Brief. Write out only the tail of the records, beginning at the line containing "Extract all readable text from this page." and including the last line, exactly as written.

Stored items

* * *

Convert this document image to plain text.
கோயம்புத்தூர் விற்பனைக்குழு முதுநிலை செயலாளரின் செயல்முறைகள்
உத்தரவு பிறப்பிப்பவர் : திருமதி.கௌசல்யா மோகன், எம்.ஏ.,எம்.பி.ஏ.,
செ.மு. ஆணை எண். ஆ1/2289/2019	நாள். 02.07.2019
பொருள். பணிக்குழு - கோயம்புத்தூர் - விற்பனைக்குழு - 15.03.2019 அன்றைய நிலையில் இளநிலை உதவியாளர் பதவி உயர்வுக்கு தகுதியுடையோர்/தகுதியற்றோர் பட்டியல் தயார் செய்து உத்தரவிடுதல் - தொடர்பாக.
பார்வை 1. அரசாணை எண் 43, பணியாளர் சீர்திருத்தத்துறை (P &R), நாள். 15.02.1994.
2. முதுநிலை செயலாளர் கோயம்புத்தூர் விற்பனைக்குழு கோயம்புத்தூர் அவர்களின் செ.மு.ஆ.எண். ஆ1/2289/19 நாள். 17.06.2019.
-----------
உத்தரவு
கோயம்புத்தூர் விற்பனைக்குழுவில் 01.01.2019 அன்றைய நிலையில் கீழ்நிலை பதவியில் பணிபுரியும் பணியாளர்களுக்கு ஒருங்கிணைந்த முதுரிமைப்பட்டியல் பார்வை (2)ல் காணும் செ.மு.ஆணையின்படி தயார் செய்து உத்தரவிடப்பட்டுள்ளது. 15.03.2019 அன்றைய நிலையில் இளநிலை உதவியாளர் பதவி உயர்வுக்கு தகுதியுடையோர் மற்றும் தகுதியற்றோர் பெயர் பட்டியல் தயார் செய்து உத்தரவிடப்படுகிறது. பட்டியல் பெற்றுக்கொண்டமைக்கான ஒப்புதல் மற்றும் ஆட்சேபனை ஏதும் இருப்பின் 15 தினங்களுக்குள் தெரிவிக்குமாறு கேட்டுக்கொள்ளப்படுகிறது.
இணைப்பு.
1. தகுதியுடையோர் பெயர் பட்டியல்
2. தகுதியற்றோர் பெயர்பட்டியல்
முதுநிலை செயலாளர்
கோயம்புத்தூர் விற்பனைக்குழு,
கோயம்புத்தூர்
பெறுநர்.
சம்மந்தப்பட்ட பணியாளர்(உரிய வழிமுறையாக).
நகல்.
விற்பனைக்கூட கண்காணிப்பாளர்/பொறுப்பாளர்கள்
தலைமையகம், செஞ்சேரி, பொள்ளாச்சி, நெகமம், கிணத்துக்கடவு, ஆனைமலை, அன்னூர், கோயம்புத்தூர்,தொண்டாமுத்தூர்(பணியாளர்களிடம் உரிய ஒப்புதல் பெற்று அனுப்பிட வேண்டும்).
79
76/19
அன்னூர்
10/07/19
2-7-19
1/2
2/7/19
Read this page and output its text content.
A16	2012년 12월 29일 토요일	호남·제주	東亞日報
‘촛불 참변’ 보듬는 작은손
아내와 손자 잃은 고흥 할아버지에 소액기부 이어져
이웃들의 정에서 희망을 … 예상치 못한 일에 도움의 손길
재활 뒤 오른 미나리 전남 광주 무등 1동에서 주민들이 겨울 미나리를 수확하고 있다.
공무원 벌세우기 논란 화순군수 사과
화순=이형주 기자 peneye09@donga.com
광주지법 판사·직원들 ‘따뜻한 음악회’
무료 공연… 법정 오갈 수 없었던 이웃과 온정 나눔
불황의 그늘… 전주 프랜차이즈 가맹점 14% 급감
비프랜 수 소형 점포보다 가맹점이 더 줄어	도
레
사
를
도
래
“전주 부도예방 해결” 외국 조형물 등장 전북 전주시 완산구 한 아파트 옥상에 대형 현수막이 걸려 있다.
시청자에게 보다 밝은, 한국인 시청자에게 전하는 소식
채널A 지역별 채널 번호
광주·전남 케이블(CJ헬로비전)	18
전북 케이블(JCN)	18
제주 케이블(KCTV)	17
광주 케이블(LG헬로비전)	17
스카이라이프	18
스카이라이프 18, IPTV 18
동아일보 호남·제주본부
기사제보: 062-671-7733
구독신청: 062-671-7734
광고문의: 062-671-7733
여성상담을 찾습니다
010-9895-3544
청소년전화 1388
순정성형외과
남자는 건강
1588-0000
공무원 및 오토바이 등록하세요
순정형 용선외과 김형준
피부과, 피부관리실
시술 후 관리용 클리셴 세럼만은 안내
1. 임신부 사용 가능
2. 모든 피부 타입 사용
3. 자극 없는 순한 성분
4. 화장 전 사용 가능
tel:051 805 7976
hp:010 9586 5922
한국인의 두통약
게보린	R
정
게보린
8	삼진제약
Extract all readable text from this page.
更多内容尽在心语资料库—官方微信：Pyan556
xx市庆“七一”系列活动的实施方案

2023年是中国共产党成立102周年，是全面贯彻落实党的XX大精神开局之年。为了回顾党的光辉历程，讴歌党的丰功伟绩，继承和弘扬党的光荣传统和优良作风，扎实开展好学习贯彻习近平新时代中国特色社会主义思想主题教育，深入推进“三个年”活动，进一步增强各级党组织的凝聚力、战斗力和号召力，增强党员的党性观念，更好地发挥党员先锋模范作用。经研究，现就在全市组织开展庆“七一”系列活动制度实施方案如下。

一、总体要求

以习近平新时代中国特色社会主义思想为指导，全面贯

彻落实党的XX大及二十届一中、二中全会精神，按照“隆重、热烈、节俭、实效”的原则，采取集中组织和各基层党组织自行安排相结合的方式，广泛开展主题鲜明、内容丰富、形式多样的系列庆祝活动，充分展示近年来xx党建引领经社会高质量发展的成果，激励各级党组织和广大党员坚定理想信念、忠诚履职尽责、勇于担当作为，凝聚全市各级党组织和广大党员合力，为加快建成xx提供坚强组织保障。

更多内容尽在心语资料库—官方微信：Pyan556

* * *

The solution.
Extract all readable text from this page.
更多内容尽在心语资料库—官方微信：Pyan556
xx市庆“七一”系列活动的实施方案

2023年是中国共产党成立102周年，是全面贯彻落实党的XX大精神开局之年。为了回顾党的光辉历程，讴歌党的丰功伟绩，继承和弘扬党的光荣传统和优良作风，扎实开展好学习贯彻习近平新时代中国特色社会主义思想主题教育，深入推进“三个年”活动，进一步增强各级党组织的凝聚力、战斗力和号召力，增强党员的党性观念，更好地发挥党员先锋模范作用。经研究，现就在全市组织开展庆“七一”系列活动制度实施方案如下。

一、总体要求

以习近平新时代中国特色社会主义思想为指导，全面贯

彻落实党的XX大及二十届一中、二中全会精神，按照“隆重、热烈、节俭、实效”的原则，采取集中组织和各基层党组织自行安排相结合的方式，广泛开展主题鲜明、内容丰富、形式多样的系列庆祝活动，充分展示近年来xx党建引领经社会高质量发展的成果，激励各级党组织和广大党员坚定理想信念、忠诚履职尽责、勇于担当作为，凝聚全市各级党组织和广大党员合力，为加快建成xx提供坚强组织保障。

更多内容尽在心语资料库—官方微信：Pyan556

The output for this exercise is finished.